» **Aim**: Give back the full listing, character for character, with no pictures.

» **Raw data**:
——————

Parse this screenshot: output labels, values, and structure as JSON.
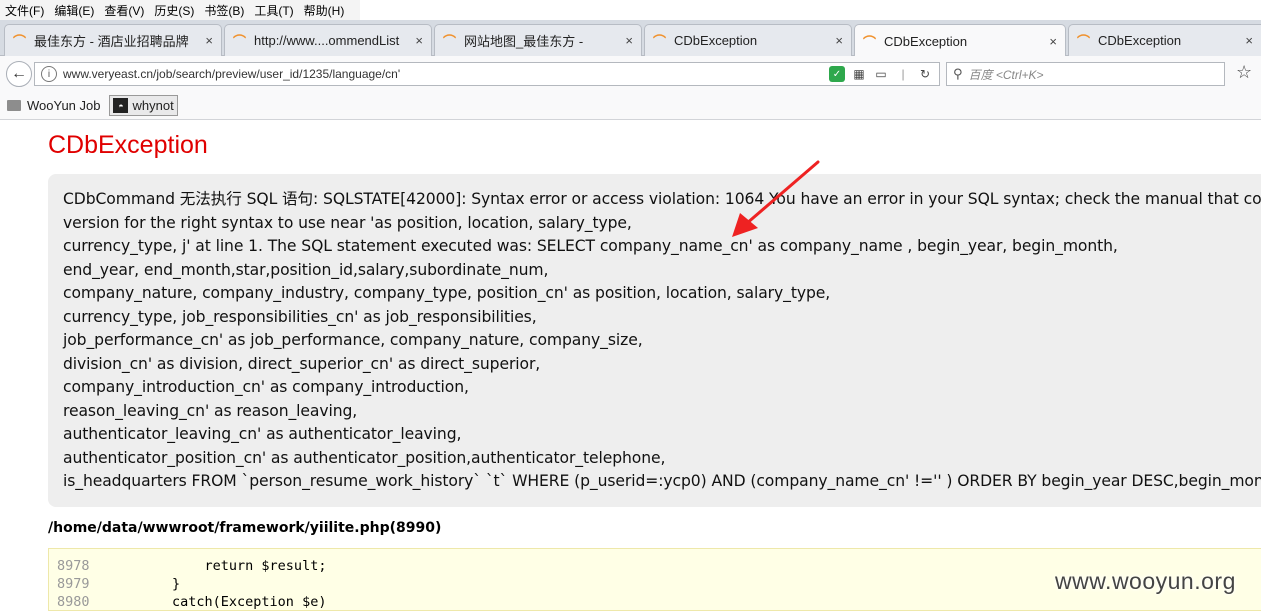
{
  "menu": [
    "文件(F)",
    "编辑(E)",
    "查看(V)",
    "历史(S)",
    "书签(B)",
    "工具(T)",
    "帮助(H)"
  ],
  "tabs": [
    {
      "label": "最佳东方 - 酒店业招聘品牌",
      "close": "×"
    },
    {
      "label": "http://www....ommendList",
      "close": "×"
    },
    {
      "label": "网站地图_最佳东方 -",
      "close": "×"
    },
    {
      "label": "CDbException",
      "close": "×"
    },
    {
      "label": "CDbException",
      "close": "×"
    },
    {
      "label": "CDbException",
      "close": "×"
    }
  ],
  "toolbar": {
    "url": "www.veryeast.cn/job/search/preview/user_id/1235/language/cn'",
    "search_placeholder": "百度 <Ctrl+K>"
  },
  "bookmarks": [
    {
      "label": "WooYun Job"
    },
    {
      "label": "whynot"
    }
  ],
  "page": {
    "title": "CDbException",
    "message_lines": [
      "CDbCommand 无法执行 SQL 语句: SQLSTATE[42000]: Syntax error or access violation: 1064 You have an error in your SQL syntax; check the manual that corre",
      "version for the right syntax to use near 'as position, location, salary_type,",
      "currency_type, j' at line 1. The SQL statement executed was: SELECT company_name_cn' as company_name , begin_year, begin_month,",
      "end_year, end_month,star,position_id,salary,subordinate_num,",
      "company_nature, company_industry, company_type, position_cn' as position, location, salary_type,",
      "currency_type, job_responsibilities_cn' as job_responsibilities,",
      "job_performance_cn' as job_performance, company_nature, company_size,",
      "division_cn' as division, direct_superior_cn' as direct_superior,",
      "company_introduction_cn' as company_introduction,",
      "reason_leaving_cn' as reason_leaving,",
      "authenticator_leaving_cn' as authenticator_leaving,",
      "authenticator_position_cn' as authenticator_position,authenticator_telephone,",
      "is_headquarters FROM `person_resume_work_history` `t` WHERE (p_userid=:ycp0) AND (company_name_cn' !='' ) ORDER BY begin_year DESC,begin_mont"
    ],
    "source_file": "/home/data/wwwroot/framework/yiilite.php(8990)",
    "code_lines": [
      {
        "num": "8978",
        "code": "            return $result;"
      },
      {
        "num": "8979",
        "code": "        }"
      },
      {
        "num": "8980",
        "code": "        catch(Exception $e)"
      }
    ]
  },
  "watermark": "www.wooyun.org",
  "colors": {
    "title": "#e00000",
    "arrow": "#ee2222"
  }
}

——————

» **Written reply**:
Parse this screenshot: output labels, values, and structure as JSON.
{
  "menu": [
    "文件(F)",
    "编辑(E)",
    "查看(V)",
    "历史(S)",
    "书签(B)",
    "工具(T)",
    "帮助(H)"
  ],
  "tabs": [
    {
      "label": "最佳东方 - 酒店业招聘品牌",
      "close": "×"
    },
    {
      "label": "http://www....ommendList",
      "close": "×"
    },
    {
      "label": "网站地图_最佳东方 -",
      "close": "×"
    },
    {
      "label": "CDbException",
      "close": "×"
    },
    {
      "label": "CDbException",
      "close": "×"
    },
    {
      "label": "CDbException",
      "close": "×"
    }
  ],
  "toolbar": {
    "url": "www.veryeast.cn/job/search/preview/user_id/1235/language/cn'",
    "search_placeholder": "百度 <Ctrl+K>"
  },
  "bookmarks": [
    {
      "label": "WooYun Job"
    },
    {
      "label": "whynot"
    }
  ],
  "page": {
    "title": "CDbException",
    "message_lines": [
      "CDbCommand 无法执行 SQL 语句: SQLSTATE[42000]: Syntax error or access violation: 1064 You have an error in your SQL syntax; check the manual that corre",
      "version for the right syntax to use near 'as position, location, salary_type,",
      "currency_type, j' at line 1. The SQL statement executed was: SELECT company_name_cn' as company_name , begin_year, begin_month,",
      "end_year, end_month,star,position_id,salary,subordinate_num,",
      "company_nature, company_industry, company_type, position_cn' as position, location, salary_type,",
      "currency_type, job_responsibilities_cn' as job_responsibilities,",
      "job_performance_cn' as job_performance, company_nature, company_size,",
      "division_cn' as division, direct_superior_cn' as direct_superior,",
      "company_introduction_cn' as company_introduction,",
      "reason_leaving_cn' as reason_leaving,",
      "authenticator_leaving_cn' as authenticator_leaving,",
      "authenticator_position_cn' as authenticator_position,authenticator_telephone,",
      "is_headquarters FROM `person_resume_work_history` `t` WHERE (p_userid=:ycp0) AND (company_name_cn' !='' ) ORDER BY begin_year DESC,begin_mont"
    ],
    "source_file": "/home/data/wwwroot/framework/yiilite.php(8990)",
    "code_lines": [
      {
        "num": "8978",
        "code": "            return $result;"
      },
      {
        "num": "8979",
        "code": "        }"
      },
      {
        "num": "8980",
        "code": "        catch(Exception $e)"
      }
    ]
  },
  "watermark": "www.wooyun.org",
  "colors": {
    "title": "#e00000",
    "arrow": "#ee2222"
  }
}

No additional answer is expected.